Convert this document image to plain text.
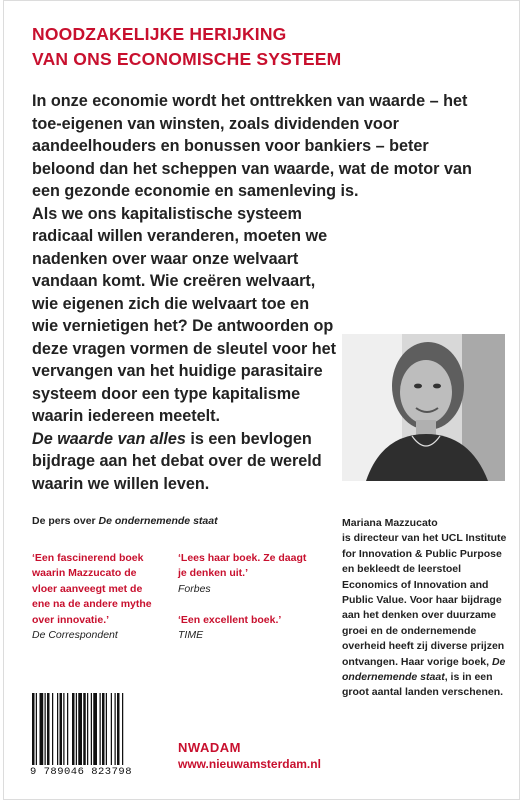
NOODZAKELIJKE HERIJKING
VAN ONS ECONOMISCHE SYSTEEM

In onze economie wordt het onttrekken van waarde – het toe-eigenen van winsten, zoals dividenden voor aandeelhouders en bonussen voor bankiers – beter beloond dan het scheppen van waarde, wat de motor van een gezonde economie en samenleving is.

Als we ons kapitalistische systeem radicaal willen veranderen, moeten we nadenken over waar onze welvaart vandaan komt. Wie creëren welvaart, wie eigenen zich die welvaart toe en wie vernietigen het? De antwoorden op deze vragen vormen de sleutel voor het vervangen van het huidige parasitaire systeem door een type kapitalisme waarin iedereen meetelt.

De waarde van alles is een bevlogen bijdrage aan het debat over de wereld waarin we willen leven.

De pers over De ondernemende staat
‘Een fascinerend boek waarin Mazzucato de vloer aanveegt met de ene na de andere mythe over innovatie.’
De Correspondent
‘Lees haar boek. Ze daagt je denken uit.’
Forbes
‘Een excellent boek.’
TIME
Mariana Mazzucato
is directeur van het UCL Institute for Innovation & Public Purpose en bekleedt de leerstoel Economics of Innovation and Public Value. Voor haar bijdrage aan het denken over duurzame groei en de ondernemende overheid heeft zij diverse prijzen ontvangen. Haar vorige boek, De ondernemende staat, is in een groot aantal landen verschenen.
9 789046 823798
NWADAM
www.nieuwamsterdam.nl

--------

Repeat all the data as it stands, dropping any images it holds.

FINAL RESULT =>
Convert this document image to plain text.
NOODZAKELIJKE HERIJKING
VAN ONS ECONOMISCHE SYSTEEM

In onze economie wordt het onttrekken van waarde – het toe-eigenen van winsten, zoals dividenden voor aandeelhouders en bonussen voor bankiers – beter beloond dan het scheppen van waarde, wat de motor van een gezonde economie en samenleving is.

Als we ons kapitalistische systeem radicaal willen veranderen, moeten we nadenken over waar onze welvaart vandaan komt. Wie creëren welvaart, wie eigenen zich die welvaart toe en wie vernietigen het? De antwoorden op deze vragen vormen de sleutel voor het vervangen van het huidige parasitaire systeem door een type kapitalisme waarin iedereen meetelt.

De waarde van alles is een bevlogen bijdrage aan het debat over de wereld waarin we willen leven.

De pers over De ondernemende staat
‘Een fascinerend boek waarin Mazzucato de vloer aanveegt met de ene na de andere mythe over innovatie.’
De Correspondent
‘Lees haar boek. Ze daagt je denken uit.’
Forbes
‘Een excellent boek.’
TIME
Mariana Mazzucato
is directeur van het UCL Institute for Innovation & Public Purpose en bekleedt de leerstoel Economics of Innovation and Public Value. Voor haar bijdrage aan het denken over duurzame groei en de ondernemende overheid heeft zij diverse prijzen ontvangen. Haar vorige boek, De ondernemende staat, is in een groot aantal landen verschenen.
9 789046 823798
NWADAM
www.nieuwamsterdam.nl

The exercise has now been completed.